◆ Requirement
Reproduce the following explanation of S-box cache misses and loop latency in full, word for word.

◆ Page text
☆ ☆ ☆ ☆ ☆

S16-box has 65536 elements, so maybe some cache miss will happen.

The average x64 processor has only 32KB of L1 (AMD's sometimes has 64K but lets ignore that for now).

This means that with random access patterns your 64K array will get a cache hit rate of 32KB/64KB * 100% = 50%, if no other data structures uses any L1 and your not running hypertrhreading which could also use some L1 on the other thread.

Lets simplify this to saying that you only have 16KB of the 64KB giving a 75% miss chance for each access. So your loops has data dependencies between each line, ie. the next statement can't start before the previous is done. Luckily each iteration is data independent from the others.

arr[i] = (u16)(s16[arr[i]] ^ subkey);
arr[i] = (arr[i] << 7) | (arr[i] >> 9);
arr[i] = s16[arr[i]];

arr will almost certainly be in L1 cache at this time, incurring only a 4 cycle startup cost, each access to s16 will on average cost 0.25*4+0.75*12 = 1+9 = 10 cycles. This gives the following approximate latency cost for each statement (ignoring the cost of the stores and reloads of arr[i], presume arr[i] is stored in a register)

arr[i] = (u16)(s16[arr[i]] ^ subkey); // arr: 4 + S16: 10 + ^:1
arr[i] = (arr[i] << 7) | (arr[i] >> 9); // << : 1 + |: 1
arr[i] = s16[arr[i]]; // s16 : 10 + store arr : 4

31 cycles latency for each iteration, luckily there is no data dependencies between each iteration. Each iteration takes approximately 3 cycles to issue, so the last will be finished in ~3*16+31=79 cycles assuming perfect branch prediction and ignoring the data hazards on the assignment of in at the end.

☆ ☆ ☆ ☆ ☆

◆ Stored rows
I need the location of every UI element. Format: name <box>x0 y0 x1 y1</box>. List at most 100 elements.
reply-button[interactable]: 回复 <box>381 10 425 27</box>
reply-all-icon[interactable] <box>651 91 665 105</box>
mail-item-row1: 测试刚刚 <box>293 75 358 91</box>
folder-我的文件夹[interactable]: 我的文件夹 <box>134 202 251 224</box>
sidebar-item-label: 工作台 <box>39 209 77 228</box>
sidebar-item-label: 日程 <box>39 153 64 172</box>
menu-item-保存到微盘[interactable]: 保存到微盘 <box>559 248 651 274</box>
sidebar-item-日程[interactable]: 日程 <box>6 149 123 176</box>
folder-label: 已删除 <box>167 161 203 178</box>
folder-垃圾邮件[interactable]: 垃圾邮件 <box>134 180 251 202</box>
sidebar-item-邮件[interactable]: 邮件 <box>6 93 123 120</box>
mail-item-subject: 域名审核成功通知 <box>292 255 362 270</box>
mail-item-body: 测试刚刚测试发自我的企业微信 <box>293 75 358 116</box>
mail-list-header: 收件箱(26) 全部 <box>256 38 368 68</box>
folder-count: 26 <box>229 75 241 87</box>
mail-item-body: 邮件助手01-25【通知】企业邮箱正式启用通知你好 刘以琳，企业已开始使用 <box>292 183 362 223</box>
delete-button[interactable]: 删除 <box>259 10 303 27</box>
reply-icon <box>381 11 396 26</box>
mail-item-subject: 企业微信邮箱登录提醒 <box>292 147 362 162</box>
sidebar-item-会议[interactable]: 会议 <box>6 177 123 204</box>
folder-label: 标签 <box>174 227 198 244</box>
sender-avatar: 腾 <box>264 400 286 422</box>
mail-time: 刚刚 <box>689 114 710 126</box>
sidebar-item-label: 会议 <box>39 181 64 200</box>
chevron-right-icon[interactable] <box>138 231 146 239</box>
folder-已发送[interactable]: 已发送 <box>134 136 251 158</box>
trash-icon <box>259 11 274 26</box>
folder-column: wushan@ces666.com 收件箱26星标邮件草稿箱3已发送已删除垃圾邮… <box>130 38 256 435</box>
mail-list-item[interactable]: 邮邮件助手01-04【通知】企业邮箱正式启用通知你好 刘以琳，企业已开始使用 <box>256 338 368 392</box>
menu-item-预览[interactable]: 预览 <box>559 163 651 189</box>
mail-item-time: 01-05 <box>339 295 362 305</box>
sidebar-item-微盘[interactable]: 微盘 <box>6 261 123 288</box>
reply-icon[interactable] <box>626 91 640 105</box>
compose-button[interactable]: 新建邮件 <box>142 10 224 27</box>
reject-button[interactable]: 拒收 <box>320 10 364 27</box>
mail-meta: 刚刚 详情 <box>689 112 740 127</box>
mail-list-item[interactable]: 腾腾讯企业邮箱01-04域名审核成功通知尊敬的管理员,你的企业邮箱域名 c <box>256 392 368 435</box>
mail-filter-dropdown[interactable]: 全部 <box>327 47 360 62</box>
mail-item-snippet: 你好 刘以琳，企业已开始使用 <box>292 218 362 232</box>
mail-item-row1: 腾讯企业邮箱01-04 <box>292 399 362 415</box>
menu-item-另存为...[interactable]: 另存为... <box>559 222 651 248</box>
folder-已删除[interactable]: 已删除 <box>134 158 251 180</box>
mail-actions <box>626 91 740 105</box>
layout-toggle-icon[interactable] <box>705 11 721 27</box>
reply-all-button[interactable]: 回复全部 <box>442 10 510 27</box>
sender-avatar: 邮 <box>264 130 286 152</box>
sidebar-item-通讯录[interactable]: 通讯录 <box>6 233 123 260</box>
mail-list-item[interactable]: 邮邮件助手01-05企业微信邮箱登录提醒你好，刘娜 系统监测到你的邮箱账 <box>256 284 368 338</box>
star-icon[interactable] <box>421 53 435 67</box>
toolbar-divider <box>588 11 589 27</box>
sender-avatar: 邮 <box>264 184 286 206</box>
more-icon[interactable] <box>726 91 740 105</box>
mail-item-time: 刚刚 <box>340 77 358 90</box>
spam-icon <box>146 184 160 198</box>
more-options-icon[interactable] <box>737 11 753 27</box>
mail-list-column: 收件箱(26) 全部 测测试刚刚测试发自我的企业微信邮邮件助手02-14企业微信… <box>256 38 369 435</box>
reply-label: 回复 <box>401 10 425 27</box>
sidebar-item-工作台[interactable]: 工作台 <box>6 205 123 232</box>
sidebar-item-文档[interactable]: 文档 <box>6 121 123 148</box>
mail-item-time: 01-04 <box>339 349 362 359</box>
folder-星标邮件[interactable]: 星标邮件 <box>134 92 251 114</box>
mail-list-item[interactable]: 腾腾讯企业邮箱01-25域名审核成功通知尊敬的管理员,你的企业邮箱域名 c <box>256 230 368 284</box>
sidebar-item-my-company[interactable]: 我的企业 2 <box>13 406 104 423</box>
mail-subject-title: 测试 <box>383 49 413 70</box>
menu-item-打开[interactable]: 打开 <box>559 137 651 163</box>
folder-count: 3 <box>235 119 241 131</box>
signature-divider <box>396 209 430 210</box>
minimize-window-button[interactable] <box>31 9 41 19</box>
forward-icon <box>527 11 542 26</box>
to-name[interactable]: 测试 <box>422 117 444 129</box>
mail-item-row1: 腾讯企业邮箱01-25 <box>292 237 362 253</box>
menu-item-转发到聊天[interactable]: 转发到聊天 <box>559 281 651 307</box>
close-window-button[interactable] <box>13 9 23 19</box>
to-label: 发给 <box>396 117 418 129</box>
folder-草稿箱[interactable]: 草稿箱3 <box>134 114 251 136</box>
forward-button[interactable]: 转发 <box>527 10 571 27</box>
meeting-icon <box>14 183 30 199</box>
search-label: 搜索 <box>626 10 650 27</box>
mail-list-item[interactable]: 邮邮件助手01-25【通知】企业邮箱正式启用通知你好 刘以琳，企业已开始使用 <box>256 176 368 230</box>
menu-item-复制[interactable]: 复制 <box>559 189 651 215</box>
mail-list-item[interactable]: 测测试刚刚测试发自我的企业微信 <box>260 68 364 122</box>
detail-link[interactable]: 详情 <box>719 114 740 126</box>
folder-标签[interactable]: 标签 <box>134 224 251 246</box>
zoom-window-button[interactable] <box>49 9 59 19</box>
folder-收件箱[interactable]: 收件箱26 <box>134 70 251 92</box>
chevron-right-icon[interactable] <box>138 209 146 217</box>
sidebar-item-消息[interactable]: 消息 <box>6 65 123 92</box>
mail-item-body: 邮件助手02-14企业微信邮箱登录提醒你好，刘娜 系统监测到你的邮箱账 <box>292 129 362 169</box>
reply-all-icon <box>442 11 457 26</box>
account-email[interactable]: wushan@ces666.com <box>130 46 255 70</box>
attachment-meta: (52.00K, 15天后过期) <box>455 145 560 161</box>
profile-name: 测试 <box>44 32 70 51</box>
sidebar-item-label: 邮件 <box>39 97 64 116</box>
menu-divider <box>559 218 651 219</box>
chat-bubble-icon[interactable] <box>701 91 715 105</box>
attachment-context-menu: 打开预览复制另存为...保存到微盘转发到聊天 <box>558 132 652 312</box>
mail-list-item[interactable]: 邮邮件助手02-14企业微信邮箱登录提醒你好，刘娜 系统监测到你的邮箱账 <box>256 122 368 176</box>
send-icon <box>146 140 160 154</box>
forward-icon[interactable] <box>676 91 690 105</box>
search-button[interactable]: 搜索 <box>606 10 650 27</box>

☆ ☆ ☆ ☆ ☆

◆ Complete answer
S16-box has 65536 elements, so maybe some cache miss will happen.

The average x64 processor has only 32KB of L1 (AMD's sometimes has 64K but lets ignore that for now).

This means that with random access patterns your 64K array will get a cache hit rate of 32KB/64KB * 100% = 50%, if no other data structures uses any L1 and your not running hypertrhreading which could also use some L1 on the other thread.

Lets simplify this to saying that you only have 16KB of the 64KB giving a 75% miss chance for each access. So your loops has data dependencies between each line, ie. the next statement can't start before the previous is done. Luckily each iteration is data independent from the others.

arr[i] = (u16)(s16[arr[i]] ^ subkey);
arr[i] = (arr[i] << 7) | (arr[i] >> 9);
arr[i] = s16[arr[i]];

arr will almost certainly be in L1 cache at this time, incurring only a 4 cycle startup cost, each access to s16 will on average cost 0.25*4+0.75*12 = 1+9 = 10 cycles. This gives the following approximate latency cost for each statement (ignoring the cost of the stores and reloads of arr[i], presume arr[i] is stored in a register)

arr[i] = (u16)(s16[arr[i]] ^ subkey); // arr: 4 + S16: 10 + ^:1
arr[i] = (arr[i] << 7) | (arr[i] >> 9); // << : 1 + |: 1
arr[i] = s16[arr[i]]; // s16 : 10 + store arr : 4

31 cycles latency for each iteration, luckily there is no data dependencies between each iteration. Each iteration takes approximately 3 cycles to issue, so the last will be finished in ~3*16+31=79 cycles assuming perfect branch prediction and ignoring the data hazards on the assignment of in at the end.